What you will do
Repeat the listing in full, preserving every character.

========

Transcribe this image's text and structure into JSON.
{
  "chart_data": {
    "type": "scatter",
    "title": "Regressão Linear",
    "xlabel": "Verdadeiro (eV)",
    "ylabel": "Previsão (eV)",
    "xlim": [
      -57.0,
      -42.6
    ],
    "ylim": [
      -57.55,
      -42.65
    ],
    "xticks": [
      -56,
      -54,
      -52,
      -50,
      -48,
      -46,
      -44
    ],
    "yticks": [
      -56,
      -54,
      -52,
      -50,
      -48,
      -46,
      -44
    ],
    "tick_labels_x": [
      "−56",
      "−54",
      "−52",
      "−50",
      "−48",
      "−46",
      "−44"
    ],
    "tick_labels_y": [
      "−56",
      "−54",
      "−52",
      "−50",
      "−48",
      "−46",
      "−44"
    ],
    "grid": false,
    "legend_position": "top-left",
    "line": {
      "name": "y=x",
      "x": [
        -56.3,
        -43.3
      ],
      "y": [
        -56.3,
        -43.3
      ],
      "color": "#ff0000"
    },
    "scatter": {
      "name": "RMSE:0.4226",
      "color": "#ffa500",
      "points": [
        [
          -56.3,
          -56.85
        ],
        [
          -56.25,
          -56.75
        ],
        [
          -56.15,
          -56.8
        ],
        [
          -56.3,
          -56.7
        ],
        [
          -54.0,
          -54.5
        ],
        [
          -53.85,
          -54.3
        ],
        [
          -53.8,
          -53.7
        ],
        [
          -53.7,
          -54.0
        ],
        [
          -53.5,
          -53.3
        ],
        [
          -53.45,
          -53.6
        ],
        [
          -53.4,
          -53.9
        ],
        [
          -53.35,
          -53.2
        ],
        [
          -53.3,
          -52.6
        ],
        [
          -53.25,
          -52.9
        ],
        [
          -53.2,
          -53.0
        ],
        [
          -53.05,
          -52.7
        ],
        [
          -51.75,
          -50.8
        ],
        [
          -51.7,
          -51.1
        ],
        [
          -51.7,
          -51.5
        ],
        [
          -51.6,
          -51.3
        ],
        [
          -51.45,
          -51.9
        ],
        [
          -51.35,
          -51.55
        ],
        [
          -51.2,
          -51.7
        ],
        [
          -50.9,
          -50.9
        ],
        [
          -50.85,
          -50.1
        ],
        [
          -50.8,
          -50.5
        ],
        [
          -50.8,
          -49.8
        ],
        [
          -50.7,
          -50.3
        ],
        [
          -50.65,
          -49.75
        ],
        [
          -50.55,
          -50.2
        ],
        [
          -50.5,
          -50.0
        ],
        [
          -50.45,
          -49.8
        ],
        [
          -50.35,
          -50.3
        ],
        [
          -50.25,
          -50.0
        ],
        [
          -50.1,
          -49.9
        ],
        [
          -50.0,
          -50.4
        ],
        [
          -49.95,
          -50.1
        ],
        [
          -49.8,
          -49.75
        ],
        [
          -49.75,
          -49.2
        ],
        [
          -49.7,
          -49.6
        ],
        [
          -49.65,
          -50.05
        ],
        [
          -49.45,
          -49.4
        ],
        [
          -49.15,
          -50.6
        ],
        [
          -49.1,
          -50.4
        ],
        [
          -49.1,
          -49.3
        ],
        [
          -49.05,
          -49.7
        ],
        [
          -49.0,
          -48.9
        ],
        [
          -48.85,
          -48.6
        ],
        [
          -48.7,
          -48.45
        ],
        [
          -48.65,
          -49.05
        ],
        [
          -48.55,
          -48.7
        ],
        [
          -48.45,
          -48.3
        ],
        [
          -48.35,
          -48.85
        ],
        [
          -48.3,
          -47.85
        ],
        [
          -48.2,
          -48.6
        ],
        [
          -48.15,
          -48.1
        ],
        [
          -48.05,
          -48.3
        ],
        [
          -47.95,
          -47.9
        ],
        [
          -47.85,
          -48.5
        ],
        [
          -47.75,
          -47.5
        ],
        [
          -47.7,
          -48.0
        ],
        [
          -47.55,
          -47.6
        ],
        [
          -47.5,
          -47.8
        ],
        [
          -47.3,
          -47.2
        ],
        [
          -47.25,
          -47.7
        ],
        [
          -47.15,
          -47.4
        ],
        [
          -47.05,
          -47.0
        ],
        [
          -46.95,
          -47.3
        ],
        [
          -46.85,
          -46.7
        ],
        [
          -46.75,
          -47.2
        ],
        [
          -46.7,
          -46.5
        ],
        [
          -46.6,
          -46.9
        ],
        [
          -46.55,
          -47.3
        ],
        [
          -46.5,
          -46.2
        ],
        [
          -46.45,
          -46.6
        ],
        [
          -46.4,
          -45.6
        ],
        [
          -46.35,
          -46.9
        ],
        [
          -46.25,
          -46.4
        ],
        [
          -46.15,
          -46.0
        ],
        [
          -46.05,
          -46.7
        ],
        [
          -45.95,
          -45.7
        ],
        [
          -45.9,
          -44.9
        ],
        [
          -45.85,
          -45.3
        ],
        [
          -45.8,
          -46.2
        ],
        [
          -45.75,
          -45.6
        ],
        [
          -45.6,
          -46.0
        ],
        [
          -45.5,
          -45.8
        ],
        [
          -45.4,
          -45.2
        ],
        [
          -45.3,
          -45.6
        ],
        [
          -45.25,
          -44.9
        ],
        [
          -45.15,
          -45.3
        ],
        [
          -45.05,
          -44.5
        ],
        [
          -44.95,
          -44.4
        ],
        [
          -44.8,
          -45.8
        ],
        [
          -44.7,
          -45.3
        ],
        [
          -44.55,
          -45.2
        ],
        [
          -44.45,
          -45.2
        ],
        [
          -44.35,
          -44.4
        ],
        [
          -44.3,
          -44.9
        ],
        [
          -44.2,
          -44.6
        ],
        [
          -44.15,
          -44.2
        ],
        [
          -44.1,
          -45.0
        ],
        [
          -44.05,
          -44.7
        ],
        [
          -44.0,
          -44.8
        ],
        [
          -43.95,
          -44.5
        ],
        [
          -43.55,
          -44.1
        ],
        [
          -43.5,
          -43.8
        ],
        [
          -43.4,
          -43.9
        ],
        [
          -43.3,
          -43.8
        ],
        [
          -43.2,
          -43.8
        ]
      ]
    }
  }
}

========

Written solution
Transcribe this image's text and structure into JSON.
{
  "chart_data": {
    "type": "scatter",
    "title": "Regressão Linear",
    "xlabel": "Verdadeiro (eV)",
    "ylabel": "Previsão (eV)",
    "xlim": [
      -57.0,
      -42.6
    ],
    "ylim": [
      -57.55,
      -42.65
    ],
    "xticks": [
      -56,
      -54,
      -52,
      -50,
      -48,
      -46,
      -44
    ],
    "yticks": [
      -56,
      -54,
      -52,
      -50,
      -48,
      -46,
      -44
    ],
    "tick_labels_x": [
      "−56",
      "−54",
      "−52",
      "−50",
      "−48",
      "−46",
      "−44"
    ],
    "tick_labels_y": [
      "−56",
      "−54",
      "−52",
      "−50",
      "−48",
      "−46",
      "−44"
    ],
    "grid": false,
    "legend_position": "top-left",
    "line": {
      "name": "y=x",
      "x": [
        -56.3,
        -43.3
      ],
      "y": [
        -56.3,
        -43.3
      ],
      "color": "#ff0000"
    },
    "scatter": {
      "name": "RMSE:0.4226",
      "color": "#ffa500",
      "points": [
        [
          -56.3,
          -56.85
        ],
        [
          -56.25,
          -56.75
        ],
        [
          -56.15,
          -56.8
        ],
        [
          -56.3,
          -56.7
        ],
        [
          -54.0,
          -54.5
        ],
        [
          -53.85,
          -54.3
        ],
        [
          -53.8,
          -53.7
        ],
        [
          -53.7,
          -54.0
        ],
        [
          -53.5,
          -53.3
        ],
        [
          -53.45,
          -53.6
        ],
        [
          -53.4,
          -53.9
        ],
        [
          -53.35,
          -53.2
        ],
        [
          -53.3,
          -52.6
        ],
        [
          -53.25,
          -52.9
        ],
        [
          -53.2,
          -53.0
        ],
        [
          -53.05,
          -52.7
        ],
        [
          -51.75,
          -50.8
        ],
        [
          -51.7,
          -51.1
        ],
        [
          -51.7,
          -51.5
        ],
        [
          -51.6,
          -51.3
        ],
        [
          -51.45,
          -51.9
        ],
        [
          -51.35,
          -51.55
        ],
        [
          -51.2,
          -51.7
        ],
        [
          -50.9,
          -50.9
        ],
        [
          -50.85,
          -50.1
        ],
        [
          -50.8,
          -50.5
        ],
        [
          -50.8,
          -49.8
        ],
        [
          -50.7,
          -50.3
        ],
        [
          -50.65,
          -49.75
        ],
        [
          -50.55,
          -50.2
        ],
        [
          -50.5,
          -50.0
        ],
        [
          -50.45,
          -49.8
        ],
        [
          -50.35,
          -50.3
        ],
        [
          -50.25,
          -50.0
        ],
        [
          -50.1,
          -49.9
        ],
        [
          -50.0,
          -50.4
        ],
        [
          -49.95,
          -50.1
        ],
        [
          -49.8,
          -49.75
        ],
        [
          -49.75,
          -49.2
        ],
        [
          -49.7,
          -49.6
        ],
        [
          -49.65,
          -50.05
        ],
        [
          -49.45,
          -49.4
        ],
        [
          -49.15,
          -50.6
        ],
        [
          -49.1,
          -50.4
        ],
        [
          -49.1,
          -49.3
        ],
        [
          -49.05,
          -49.7
        ],
        [
          -49.0,
          -48.9
        ],
        [
          -48.85,
          -48.6
        ],
        [
          -48.7,
          -48.45
        ],
        [
          -48.65,
          -49.05
        ],
        [
          -48.55,
          -48.7
        ],
        [
          -48.45,
          -48.3
        ],
        [
          -48.35,
          -48.85
        ],
        [
          -48.3,
          -47.85
        ],
        [
          -48.2,
          -48.6
        ],
        [
          -48.15,
          -48.1
        ],
        [
          -48.05,
          -48.3
        ],
        [
          -47.95,
          -47.9
        ],
        [
          -47.85,
          -48.5
        ],
        [
          -47.75,
          -47.5
        ],
        [
          -47.7,
          -48.0
        ],
        [
          -47.55,
          -47.6
        ],
        [
          -47.5,
          -47.8
        ],
        [
          -47.3,
          -47.2
        ],
        [
          -47.25,
          -47.7
        ],
        [
          -47.15,
          -47.4
        ],
        [
          -47.05,
          -47.0
        ],
        [
          -46.95,
          -47.3
        ],
        [
          -46.85,
          -46.7
        ],
        [
          -46.75,
          -47.2
        ],
        [
          -46.7,
          -46.5
        ],
        [
          -46.6,
          -46.9
        ],
        [
          -46.55,
          -47.3
        ],
        [
          -46.5,
          -46.2
        ],
        [
          -46.45,
          -46.6
        ],
        [
          -46.4,
          -45.6
        ],
        [
          -46.35,
          -46.9
        ],
        [
          -46.25,
          -46.4
        ],
        [
          -46.15,
          -46.0
        ],
        [
          -46.05,
          -46.7
        ],
        [
          -45.95,
          -45.7
        ],
        [
          -45.9,
          -44.9
        ],
        [
          -45.85,
          -45.3
        ],
        [
          -45.8,
          -46.2
        ],
        [
          -45.75,
          -45.6
        ],
        [
          -45.6,
          -46.0
        ],
        [
          -45.5,
          -45.8
        ],
        [
          -45.4,
          -45.2
        ],
        [
          -45.3,
          -45.6
        ],
        [
          -45.25,
          -44.9
        ],
        [
          -45.15,
          -45.3
        ],
        [
          -45.05,
          -44.5
        ],
        [
          -44.95,
          -44.4
        ],
        [
          -44.8,
          -45.8
        ],
        [
          -44.7,
          -45.3
        ],
        [
          -44.55,
          -45.2
        ],
        [
          -44.45,
          -45.2
        ],
        [
          -44.35,
          -44.4
        ],
        [
          -44.3,
          -44.9
        ],
        [
          -44.2,
          -44.6
        ],
        [
          -44.15,
          -44.2
        ],
        [
          -44.1,
          -45.0
        ],
        [
          -44.05,
          -44.7
        ],
        [
          -44.0,
          -44.8
        ],
        [
          -43.95,
          -44.5
        ],
        [
          -43.55,
          -44.1
        ],
        [
          -43.5,
          -43.8
        ],
        [
          -43.4,
          -43.9
        ],
        [
          -43.3,
          -43.8
        ],
        [
          -43.2,
          -43.8
        ]
      ]
    }
  }
}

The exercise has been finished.